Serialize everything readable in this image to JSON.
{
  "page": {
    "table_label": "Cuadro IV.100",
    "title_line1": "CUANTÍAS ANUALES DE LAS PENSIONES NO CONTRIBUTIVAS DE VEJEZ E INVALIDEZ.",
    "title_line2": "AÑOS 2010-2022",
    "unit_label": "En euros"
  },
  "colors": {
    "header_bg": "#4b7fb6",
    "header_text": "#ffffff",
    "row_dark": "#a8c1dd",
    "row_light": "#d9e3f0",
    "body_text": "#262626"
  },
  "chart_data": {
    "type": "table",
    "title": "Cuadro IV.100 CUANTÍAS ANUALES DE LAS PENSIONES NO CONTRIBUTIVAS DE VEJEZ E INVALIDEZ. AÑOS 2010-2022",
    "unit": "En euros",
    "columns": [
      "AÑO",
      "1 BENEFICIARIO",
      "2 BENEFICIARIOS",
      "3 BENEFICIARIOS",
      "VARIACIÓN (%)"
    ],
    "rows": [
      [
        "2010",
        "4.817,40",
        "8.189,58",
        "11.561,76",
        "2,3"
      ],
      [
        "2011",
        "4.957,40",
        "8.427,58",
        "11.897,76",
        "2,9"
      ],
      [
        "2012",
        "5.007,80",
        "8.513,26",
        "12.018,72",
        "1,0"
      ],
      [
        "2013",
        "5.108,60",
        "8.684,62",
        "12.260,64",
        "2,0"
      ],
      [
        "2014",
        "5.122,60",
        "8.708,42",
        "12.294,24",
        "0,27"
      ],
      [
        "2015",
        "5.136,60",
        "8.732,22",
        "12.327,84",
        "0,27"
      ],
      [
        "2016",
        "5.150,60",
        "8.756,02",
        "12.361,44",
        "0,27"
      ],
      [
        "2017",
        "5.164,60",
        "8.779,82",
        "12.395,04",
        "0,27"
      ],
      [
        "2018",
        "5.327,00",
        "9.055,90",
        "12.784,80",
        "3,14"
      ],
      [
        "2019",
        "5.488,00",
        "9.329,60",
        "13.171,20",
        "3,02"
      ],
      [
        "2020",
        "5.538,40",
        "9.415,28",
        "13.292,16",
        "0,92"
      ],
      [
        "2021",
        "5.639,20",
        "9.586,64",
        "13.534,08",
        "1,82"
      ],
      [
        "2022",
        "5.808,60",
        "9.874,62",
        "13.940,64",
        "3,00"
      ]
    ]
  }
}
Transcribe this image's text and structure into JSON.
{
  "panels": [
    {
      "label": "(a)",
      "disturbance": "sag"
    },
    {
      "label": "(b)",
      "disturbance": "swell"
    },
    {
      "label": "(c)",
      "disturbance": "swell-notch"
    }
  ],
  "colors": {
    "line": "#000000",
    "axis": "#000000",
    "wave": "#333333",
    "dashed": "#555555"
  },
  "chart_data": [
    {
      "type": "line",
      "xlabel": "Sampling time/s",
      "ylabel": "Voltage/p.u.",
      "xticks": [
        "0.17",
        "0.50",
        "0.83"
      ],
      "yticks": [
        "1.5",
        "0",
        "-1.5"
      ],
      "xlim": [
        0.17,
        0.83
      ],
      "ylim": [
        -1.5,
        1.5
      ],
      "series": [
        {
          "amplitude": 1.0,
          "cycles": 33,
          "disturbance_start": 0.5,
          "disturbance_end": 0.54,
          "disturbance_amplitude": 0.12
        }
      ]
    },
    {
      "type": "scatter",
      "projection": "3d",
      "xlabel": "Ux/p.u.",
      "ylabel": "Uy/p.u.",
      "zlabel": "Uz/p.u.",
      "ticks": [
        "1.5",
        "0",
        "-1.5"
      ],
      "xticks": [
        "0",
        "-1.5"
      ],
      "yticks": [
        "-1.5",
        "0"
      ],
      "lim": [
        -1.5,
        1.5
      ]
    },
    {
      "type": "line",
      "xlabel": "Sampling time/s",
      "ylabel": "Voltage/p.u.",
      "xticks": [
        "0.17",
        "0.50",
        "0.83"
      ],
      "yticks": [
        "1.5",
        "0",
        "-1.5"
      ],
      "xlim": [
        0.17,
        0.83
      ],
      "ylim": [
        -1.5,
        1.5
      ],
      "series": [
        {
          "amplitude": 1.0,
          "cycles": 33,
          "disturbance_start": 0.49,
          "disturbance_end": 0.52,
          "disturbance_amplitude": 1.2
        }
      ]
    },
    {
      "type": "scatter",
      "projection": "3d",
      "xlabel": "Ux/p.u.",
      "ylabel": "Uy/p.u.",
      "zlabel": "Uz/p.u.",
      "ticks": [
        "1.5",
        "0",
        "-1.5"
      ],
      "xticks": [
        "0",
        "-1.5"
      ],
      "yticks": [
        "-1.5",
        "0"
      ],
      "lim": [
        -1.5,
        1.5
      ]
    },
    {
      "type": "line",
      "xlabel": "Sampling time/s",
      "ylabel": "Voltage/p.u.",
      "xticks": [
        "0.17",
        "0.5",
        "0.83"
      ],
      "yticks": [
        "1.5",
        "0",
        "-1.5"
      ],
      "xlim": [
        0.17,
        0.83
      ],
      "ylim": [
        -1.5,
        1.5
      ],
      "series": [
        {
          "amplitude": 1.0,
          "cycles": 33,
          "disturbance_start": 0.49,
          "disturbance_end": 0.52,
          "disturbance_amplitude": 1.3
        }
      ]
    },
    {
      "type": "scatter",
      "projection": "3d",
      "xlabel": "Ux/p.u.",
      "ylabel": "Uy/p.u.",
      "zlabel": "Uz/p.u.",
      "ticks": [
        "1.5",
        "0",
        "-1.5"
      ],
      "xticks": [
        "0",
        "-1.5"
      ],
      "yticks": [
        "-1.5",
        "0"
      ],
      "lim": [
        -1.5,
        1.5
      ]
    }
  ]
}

## Aim of the exercise:
Copy every line above that holds the word "VEJEZ".

## Exercise output:
    "title_line1": "CUANTÍAS ANUALES DE LAS PENSIONES NO CONTRIBUTIVAS DE VEJEZ E INVALIDEZ.",
    "title": "Cuadro IV.100 CUANTÍAS ANUALES DE LAS PENSIONES NO CONTRIBUTIVAS DE VEJEZ E INVALIDEZ. AÑOS 2010-2022",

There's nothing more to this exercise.